● TASK DETAILS: Copy out each line containing "principles" from the entries below.

[Saved entries]
————————

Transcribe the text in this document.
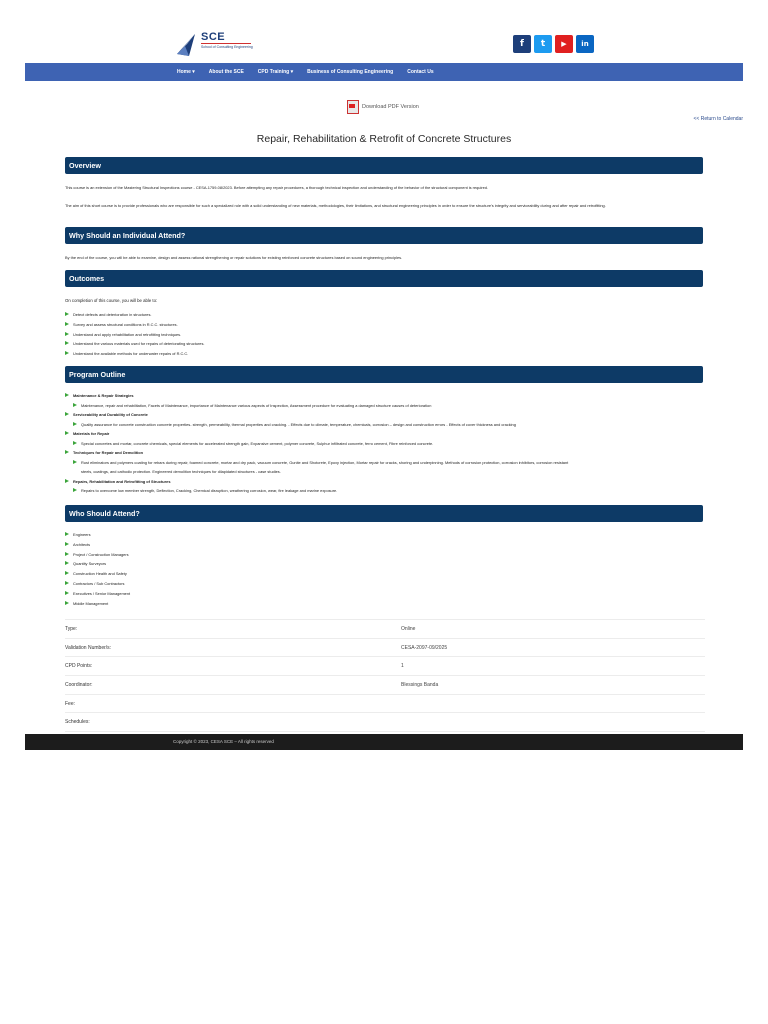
SCE
School of Consulting Engineering	f	t	▶	in
Home ▾	About the SCE	CPD Training ▾	Business of Consulting Engineering	Contact Us
Download PDF Version
<< Return to Calendar
Repair, Rehabilitation & Retrofit of Concrete Structures
Overview
This course is an extension of the Mastering Structural Inspections course - CESA-1759-08/2023. Before attempting any repair procedures, a thorough technical inspection and understanding of the behavior of the structural component is required.
The aim of this short course is to provide professionals who are responsible for such a specialized role with a solid understanding of new materials, methodologies, their limitations, and structural engineering principles in order to ensure the structure's integrity and serviceability during and after repair and retrofitting.
Why Should an Individual Attend?
By the end of the course, you will be able to examine, design and assess rational strengthening or repair solutions for existing reinforced concrete structures based on sound engineering principles.
Outcomes
On completion of this course, you will be able to:
Detect defects and deterioration in structures.
Survey and assess structural conditions in R.C.C. structures.
Understand and apply rehabilitation and retrofitting techniques.
Understand the various materials used for repairs of deteriorating structures.
Understand the available methods for underwater repairs of R.C.C.
Program Outline
Maintenance & Repair Strategies
Maintenance, repair and rehabilitation, Facets of Maintenance, importance of Maintenance various aspects of Inspection, Assessment procedure for evaluating a damaged structure causes of deterioration
Serviceability and Durability of Concrete
Quality assurance for concrete construction concrete properties- strength, permeability, thermal properties and cracking. - Effects due to climate, temperature, chemicals, corrosion – design and construction errors - Effects of cover thickness and cracking
Materials for Repair
Special concretes and mortar, concrete chemicals, special elements for accelerated strength gain, Expansive cement, polymer concrete, Sulphur infiltrated concrete, ferro cement, Fibre reinforced concrete.
Techniques for Repair and Demolition
Rust eliminators and polymers coating for rebars during repair, foamed concrete, mortar and dry pack, vacuum concrete, Gunite and Shotcrete, Epoxy injection, Mortar repair for cracks, shoring and underpinning. Methods of corrosion protection, corrosion inhibitors, corrosion resistant
steels, coatings, and cathodic protection. Engineered demolition techniques for dilapidated structures - case studies.
Repairs, Rehabilitation and Retrofitting of Structures
Repairs to overcome low member strength, Deflection, Cracking, Chemical disruption, weathering corrosion, wear, fire leakage and marine exposure.
Who Should Attend?
Engineers
Architects
Project / Construction Managers
Quantity Surveyors
Construction Health and Safety
Contractors / Sub Contractors
Executives / Senior Management
Middle Management
Type:	Online
Validation Number/s:	CESA-2097-09/2025
CPD Points:	1
Coordinator:	Blessings Banda
Fee:
Schedules:
Copyright © 2023, CESA SCE – All rights reserved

————————

● TASK RESULT:
The aim of this short course is to provide professionals who are responsible for such a specialized role with a solid understanding of new materials, methodologies, their limitations, and structural engineering principles in order to ensure the structure's integrity and serviceability during and after repair and retrofitting.
By the end of the course, you will be able to examine, design and assess rational strengthening or repair solutions for existing reinforced concrete structures based on sound engineering principles.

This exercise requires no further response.